Source data →
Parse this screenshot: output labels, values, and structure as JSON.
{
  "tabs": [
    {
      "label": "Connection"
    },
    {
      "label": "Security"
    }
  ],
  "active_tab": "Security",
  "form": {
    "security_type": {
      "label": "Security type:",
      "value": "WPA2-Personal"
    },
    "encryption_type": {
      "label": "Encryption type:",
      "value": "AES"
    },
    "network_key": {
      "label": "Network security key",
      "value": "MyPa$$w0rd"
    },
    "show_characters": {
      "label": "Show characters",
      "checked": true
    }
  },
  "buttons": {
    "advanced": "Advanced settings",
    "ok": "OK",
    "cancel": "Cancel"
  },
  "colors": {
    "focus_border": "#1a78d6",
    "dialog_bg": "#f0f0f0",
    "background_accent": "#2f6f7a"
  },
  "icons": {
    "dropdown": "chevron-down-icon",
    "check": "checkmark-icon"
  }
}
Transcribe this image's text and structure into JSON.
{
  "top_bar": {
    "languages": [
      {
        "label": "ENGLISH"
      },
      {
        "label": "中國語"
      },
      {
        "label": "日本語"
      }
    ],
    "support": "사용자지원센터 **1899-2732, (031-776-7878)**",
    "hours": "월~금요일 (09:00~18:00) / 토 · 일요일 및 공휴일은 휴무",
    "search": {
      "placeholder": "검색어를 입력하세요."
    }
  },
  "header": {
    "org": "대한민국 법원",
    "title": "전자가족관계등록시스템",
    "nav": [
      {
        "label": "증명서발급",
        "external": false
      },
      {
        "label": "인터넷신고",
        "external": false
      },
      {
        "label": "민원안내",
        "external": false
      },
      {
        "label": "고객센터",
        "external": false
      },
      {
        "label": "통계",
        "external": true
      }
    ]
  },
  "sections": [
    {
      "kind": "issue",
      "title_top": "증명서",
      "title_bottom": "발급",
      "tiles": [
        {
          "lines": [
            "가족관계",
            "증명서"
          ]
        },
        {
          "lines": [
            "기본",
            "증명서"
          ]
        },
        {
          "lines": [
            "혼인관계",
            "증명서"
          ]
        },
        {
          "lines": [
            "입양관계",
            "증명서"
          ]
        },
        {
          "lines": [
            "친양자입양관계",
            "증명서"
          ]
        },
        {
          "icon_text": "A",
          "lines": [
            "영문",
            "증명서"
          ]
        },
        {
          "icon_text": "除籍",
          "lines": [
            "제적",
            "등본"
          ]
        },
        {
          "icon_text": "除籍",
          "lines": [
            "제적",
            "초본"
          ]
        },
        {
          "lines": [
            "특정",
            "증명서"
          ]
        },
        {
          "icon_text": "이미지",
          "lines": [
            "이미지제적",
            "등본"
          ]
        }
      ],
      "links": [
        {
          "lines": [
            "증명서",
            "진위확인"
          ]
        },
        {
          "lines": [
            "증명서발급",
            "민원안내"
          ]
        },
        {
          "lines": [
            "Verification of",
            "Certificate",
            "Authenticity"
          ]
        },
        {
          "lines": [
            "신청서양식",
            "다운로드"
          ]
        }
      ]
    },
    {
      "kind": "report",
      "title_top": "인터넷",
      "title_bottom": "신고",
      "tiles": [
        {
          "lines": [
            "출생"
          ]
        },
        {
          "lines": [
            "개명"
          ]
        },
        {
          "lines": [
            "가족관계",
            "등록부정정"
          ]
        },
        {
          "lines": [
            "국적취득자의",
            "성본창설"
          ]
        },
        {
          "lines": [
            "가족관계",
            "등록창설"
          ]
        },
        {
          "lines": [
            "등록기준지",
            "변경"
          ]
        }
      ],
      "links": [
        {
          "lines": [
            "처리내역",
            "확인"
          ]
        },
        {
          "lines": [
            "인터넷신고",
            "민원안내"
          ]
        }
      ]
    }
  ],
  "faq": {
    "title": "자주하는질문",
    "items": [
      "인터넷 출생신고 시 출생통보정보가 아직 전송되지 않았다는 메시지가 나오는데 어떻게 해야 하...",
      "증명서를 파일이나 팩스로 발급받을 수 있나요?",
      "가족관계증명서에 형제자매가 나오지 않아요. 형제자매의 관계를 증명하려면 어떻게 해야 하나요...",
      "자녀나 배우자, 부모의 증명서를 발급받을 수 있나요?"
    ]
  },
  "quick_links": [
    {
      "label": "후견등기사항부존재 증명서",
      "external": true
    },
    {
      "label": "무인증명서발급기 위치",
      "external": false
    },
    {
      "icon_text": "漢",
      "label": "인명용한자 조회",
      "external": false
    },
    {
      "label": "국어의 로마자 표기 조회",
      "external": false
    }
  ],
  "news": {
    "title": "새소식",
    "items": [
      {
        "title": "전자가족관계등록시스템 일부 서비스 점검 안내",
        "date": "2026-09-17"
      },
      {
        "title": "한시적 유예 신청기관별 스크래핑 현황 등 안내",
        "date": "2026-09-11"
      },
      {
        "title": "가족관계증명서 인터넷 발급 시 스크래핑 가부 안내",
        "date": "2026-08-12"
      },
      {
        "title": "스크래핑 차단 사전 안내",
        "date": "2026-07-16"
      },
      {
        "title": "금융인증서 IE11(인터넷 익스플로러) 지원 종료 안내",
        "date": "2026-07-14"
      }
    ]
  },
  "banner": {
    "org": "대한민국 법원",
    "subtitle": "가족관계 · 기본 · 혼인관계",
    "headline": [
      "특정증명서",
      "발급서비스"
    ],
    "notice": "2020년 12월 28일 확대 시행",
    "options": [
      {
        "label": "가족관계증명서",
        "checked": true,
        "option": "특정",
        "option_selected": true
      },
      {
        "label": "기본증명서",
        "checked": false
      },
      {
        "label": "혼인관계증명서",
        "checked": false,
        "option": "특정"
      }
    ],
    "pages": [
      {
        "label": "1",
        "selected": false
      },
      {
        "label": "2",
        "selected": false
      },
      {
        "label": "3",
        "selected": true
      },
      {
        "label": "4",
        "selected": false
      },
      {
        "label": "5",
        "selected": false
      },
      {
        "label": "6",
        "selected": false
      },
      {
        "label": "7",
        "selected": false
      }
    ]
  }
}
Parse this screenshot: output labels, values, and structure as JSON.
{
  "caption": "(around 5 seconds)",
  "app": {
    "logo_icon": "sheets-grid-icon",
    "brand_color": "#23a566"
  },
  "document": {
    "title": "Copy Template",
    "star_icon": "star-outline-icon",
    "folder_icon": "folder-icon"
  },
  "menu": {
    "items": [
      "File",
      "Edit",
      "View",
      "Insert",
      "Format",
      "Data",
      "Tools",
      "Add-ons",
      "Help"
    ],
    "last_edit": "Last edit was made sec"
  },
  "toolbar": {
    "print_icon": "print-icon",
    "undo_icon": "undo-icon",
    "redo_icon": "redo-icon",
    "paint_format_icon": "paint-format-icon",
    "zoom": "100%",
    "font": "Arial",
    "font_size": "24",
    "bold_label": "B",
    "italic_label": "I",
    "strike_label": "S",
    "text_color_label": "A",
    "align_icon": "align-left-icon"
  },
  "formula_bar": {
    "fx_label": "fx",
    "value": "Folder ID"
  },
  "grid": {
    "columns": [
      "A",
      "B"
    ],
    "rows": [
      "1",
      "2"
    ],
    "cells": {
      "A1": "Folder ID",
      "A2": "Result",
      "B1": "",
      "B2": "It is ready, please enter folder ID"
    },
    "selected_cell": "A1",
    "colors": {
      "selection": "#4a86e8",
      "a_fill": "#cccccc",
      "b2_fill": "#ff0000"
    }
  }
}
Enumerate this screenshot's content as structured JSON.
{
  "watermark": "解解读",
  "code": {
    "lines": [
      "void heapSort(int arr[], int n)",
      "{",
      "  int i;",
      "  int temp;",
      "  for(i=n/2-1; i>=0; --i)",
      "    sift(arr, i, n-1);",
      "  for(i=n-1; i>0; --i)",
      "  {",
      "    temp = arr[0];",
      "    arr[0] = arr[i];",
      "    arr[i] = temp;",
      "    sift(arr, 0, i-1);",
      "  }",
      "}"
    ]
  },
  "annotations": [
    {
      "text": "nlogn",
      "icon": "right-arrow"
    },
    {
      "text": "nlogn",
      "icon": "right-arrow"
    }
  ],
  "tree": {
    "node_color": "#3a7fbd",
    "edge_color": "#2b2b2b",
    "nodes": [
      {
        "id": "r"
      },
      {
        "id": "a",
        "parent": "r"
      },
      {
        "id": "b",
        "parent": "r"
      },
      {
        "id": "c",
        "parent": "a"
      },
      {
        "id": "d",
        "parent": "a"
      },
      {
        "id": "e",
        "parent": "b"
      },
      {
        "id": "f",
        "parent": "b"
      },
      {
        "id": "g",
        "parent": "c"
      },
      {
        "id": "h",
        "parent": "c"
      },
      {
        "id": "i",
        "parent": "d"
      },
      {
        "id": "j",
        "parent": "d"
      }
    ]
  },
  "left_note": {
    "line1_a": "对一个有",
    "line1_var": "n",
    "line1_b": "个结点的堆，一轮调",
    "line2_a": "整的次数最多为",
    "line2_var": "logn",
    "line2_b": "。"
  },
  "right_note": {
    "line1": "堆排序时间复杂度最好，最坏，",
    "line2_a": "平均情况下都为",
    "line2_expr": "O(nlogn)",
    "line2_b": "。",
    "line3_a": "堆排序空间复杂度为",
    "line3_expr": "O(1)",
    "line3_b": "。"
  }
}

Problem description → Take each line containing the string "스크래핑" and copy it out.

Completed task →
        "title": "한시적 유예 신청기관별 스크래핑 현황 등 안내",
        "title": "가족관계증명서 인터넷 발급 시 스크래핑 가부 안내",
        "title": "스크래핑 차단 사전 안내",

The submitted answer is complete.